(SHORT EXERCISE 1):
Copy the rows verbatim, beginning with the first row and continuing through the row that contains "word-label: Systems <box>569".

(DOCUMENT EXTRACT):
^^^^^^^^^^^^^^^^
John: So, obviously, real estate’s been talked about for a long time and on paper, real estate sounds like it checks off all the boxes. The issue with real estate, however, is even though it benefits well from the efficiencies as well as the fractionalization, all the benefits of tokenization, on the demand side, real estate, frankly, is a very local phenomenon. So, just because you can buy a piece of an apartment that’s in Denver on some street doesn’t mean you will, its not like a stock where it’s like okay, Starbucks, I just had some Starbucks, this real feel with this product that I love. So, I think real estate’s one that’s been talked about a lot from people because it meets like the technological checkboxes, but from the demand side, it’s been a lot harder to do.

What is, I think, some very interesting things happening right now definitely, art. You’re going to see people doing it similarly with wine, you’re also going to see it in a non-financial services manner. You’ve already have loyalty points being tokenized by certain brands, you’re seeing fan engagement tokens by professional sports leagues all being done so there’s a lot of tokenization of “real world assets” that’s happening not just in financial services but in the general greater enterprise world.
^^^^^^^^^^^^^^^^
(SHORT EXERCISE 2):
In the tokenization discussion above, condense the paragraph beginning "So, obviously, real estate's been talked about" into a shorter version that keeps its main points.
^^^^^^^^^^^^^^^^
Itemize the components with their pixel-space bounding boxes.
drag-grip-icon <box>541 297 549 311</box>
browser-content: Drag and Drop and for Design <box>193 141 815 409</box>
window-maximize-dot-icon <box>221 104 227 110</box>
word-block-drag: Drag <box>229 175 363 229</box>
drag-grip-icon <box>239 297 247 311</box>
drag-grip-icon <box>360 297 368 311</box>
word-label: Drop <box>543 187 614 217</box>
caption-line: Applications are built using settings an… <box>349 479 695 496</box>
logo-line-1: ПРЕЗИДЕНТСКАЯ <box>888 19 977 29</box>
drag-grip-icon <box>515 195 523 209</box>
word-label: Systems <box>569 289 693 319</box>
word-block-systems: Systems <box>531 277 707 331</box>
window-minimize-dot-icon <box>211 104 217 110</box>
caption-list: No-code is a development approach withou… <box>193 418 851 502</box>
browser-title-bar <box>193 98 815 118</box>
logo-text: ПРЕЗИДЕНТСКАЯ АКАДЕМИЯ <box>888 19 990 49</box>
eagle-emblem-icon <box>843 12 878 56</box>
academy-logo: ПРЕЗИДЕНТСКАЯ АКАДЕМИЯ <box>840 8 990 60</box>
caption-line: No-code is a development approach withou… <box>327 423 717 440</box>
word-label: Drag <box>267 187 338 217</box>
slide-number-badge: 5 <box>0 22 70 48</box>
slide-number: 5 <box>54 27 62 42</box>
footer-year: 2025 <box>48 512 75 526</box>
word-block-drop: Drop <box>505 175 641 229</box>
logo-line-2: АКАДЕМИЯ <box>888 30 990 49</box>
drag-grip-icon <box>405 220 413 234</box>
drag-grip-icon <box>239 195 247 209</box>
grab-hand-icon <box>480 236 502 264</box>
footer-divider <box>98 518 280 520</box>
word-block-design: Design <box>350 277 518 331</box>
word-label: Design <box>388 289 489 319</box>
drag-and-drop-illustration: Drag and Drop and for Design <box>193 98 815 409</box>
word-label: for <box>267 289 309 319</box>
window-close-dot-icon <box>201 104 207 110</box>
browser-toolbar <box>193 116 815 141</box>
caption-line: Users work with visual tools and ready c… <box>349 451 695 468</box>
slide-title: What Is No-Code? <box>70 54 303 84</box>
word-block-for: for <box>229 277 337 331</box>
^^^^^^^^^^^^^^^^
(FINAL ANSWER 1):
Itemize the components with their pixel-space bounding boxes.
drag-grip-icon <box>541 297 549 311</box>
browser-content: Drag and Drop and for Design <box>193 141 815 409</box>
window-maximize-dot-icon <box>221 104 227 110</box>
word-block-drag: Drag <box>229 175 363 229</box>
drag-grip-icon <box>239 297 247 311</box>
drag-grip-icon <box>360 297 368 311</box>
word-label: Drop <box>543 187 614 217</box>
caption-line: Applications are built using settings an… <box>349 479 695 496</box>
logo-line-1: ПРЕЗИДЕНТСКАЯ <box>888 19 977 29</box>
drag-grip-icon <box>515 195 523 209</box>
word-label: Systems <box>569 289 693 319</box>

(FINAL ANSWER 2):
Real estate has long been discussed for tokenization and seems ideal on paper, since it gains from the efficiencies, fractionalization and other benefits of tokenization. Demand is the problem, because real estate is very local. The option to buy a piece of a Denver apartment does not mean people will. A stock like Starbucks is different, because people feel a connection to a product they love. So real estate meets the technological checkboxes, but weak demand has made it much harder to do.